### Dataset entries
# # #
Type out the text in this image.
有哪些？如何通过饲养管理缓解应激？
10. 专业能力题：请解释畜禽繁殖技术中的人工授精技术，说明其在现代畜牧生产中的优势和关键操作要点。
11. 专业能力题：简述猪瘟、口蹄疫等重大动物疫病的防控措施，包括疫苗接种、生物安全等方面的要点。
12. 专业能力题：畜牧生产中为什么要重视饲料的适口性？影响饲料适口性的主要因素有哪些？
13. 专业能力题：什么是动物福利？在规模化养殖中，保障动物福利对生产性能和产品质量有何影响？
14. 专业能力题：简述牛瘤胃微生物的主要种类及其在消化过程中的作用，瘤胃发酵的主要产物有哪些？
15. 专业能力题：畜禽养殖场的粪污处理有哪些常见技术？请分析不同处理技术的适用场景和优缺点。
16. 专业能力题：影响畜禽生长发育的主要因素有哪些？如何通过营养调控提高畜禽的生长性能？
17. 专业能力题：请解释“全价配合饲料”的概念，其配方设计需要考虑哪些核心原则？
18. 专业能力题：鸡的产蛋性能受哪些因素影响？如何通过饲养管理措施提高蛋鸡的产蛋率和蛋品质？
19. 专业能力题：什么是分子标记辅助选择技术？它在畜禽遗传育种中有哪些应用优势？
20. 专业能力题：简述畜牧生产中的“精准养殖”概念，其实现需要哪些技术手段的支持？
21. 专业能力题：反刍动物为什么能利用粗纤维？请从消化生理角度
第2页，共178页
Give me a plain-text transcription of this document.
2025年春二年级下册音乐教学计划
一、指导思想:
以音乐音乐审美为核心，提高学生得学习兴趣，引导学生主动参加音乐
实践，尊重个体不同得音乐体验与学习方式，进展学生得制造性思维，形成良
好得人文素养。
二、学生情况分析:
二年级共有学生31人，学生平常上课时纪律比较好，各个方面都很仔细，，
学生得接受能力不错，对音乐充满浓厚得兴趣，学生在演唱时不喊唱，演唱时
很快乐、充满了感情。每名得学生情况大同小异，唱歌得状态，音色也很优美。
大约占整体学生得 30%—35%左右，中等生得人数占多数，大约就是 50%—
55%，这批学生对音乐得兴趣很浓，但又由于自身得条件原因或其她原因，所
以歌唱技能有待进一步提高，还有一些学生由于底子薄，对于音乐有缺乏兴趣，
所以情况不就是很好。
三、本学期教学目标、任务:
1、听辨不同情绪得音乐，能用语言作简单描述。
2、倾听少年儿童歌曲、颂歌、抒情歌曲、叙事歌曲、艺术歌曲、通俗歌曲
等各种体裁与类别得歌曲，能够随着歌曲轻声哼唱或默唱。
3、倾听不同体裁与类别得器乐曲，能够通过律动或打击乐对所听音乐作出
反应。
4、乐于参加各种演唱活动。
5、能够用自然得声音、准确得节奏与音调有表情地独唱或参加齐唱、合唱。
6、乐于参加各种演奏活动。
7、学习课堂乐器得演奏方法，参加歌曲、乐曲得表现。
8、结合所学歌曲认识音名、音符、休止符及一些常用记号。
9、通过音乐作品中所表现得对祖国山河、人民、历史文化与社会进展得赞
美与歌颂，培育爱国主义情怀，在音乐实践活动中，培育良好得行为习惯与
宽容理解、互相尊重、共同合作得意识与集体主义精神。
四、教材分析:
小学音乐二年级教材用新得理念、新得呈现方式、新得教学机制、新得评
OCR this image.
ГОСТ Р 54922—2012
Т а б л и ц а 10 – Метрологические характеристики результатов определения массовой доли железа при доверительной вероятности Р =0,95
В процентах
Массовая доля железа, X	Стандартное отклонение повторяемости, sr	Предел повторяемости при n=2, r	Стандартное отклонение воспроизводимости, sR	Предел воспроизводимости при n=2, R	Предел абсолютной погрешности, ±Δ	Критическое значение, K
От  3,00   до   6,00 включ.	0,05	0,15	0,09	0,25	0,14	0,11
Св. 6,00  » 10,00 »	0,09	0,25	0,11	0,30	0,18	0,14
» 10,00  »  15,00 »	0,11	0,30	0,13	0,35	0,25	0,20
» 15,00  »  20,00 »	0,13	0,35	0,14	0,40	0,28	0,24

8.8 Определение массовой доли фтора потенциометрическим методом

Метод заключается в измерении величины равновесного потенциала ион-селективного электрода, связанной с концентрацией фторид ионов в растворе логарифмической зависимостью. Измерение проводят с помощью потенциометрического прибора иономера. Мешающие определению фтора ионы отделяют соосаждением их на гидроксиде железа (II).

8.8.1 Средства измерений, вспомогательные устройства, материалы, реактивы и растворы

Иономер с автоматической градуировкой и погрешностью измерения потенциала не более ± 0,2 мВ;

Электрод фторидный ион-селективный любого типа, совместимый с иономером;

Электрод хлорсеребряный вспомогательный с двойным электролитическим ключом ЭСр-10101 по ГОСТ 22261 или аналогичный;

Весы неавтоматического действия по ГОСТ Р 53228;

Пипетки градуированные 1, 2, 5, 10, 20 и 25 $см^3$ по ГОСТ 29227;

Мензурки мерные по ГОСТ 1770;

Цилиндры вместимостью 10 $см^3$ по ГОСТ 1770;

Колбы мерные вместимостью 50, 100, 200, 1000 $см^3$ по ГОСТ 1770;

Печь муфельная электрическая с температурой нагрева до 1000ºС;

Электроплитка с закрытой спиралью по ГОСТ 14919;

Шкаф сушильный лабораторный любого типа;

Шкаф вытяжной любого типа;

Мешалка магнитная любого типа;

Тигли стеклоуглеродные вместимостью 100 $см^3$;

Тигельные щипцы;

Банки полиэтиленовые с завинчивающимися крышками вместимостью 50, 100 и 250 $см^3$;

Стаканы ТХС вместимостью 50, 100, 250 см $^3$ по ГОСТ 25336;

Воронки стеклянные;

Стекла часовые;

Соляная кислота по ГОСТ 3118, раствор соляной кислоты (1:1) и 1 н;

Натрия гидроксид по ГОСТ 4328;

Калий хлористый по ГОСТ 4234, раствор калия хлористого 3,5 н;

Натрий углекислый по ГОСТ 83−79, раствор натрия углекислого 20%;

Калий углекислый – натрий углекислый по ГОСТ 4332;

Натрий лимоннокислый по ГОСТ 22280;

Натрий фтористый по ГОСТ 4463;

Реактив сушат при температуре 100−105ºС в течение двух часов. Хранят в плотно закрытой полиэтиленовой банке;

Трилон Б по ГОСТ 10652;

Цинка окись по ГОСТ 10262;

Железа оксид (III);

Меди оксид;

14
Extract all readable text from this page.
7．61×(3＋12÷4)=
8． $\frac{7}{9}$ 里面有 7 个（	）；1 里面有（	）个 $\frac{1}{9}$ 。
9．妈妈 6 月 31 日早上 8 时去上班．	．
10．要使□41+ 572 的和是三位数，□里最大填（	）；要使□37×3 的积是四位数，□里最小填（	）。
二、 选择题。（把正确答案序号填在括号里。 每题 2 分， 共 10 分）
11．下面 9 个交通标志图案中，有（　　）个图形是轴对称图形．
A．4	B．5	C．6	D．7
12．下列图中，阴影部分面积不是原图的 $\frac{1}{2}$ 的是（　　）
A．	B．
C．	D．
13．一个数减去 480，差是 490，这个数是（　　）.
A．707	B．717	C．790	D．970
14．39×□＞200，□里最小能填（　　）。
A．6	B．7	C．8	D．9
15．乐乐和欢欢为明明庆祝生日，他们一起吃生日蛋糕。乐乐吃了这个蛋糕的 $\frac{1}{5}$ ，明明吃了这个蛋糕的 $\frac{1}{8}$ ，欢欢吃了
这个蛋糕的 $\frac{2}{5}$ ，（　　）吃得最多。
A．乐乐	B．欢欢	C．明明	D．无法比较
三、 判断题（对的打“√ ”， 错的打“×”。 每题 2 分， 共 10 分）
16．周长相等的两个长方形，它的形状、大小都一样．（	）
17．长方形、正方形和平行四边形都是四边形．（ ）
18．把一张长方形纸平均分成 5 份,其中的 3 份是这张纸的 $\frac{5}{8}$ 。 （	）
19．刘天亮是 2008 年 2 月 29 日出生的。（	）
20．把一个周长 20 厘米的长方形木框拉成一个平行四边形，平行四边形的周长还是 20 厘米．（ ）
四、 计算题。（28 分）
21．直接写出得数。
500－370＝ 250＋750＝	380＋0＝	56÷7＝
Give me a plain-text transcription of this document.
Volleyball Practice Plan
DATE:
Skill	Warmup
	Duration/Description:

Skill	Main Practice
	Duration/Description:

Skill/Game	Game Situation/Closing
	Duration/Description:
# # #
### Exercise task
Locate and copy each line in the data above that includes the word "Practice".

### Solution for this task
Volleyball Practice Plan
Skill	Main Practice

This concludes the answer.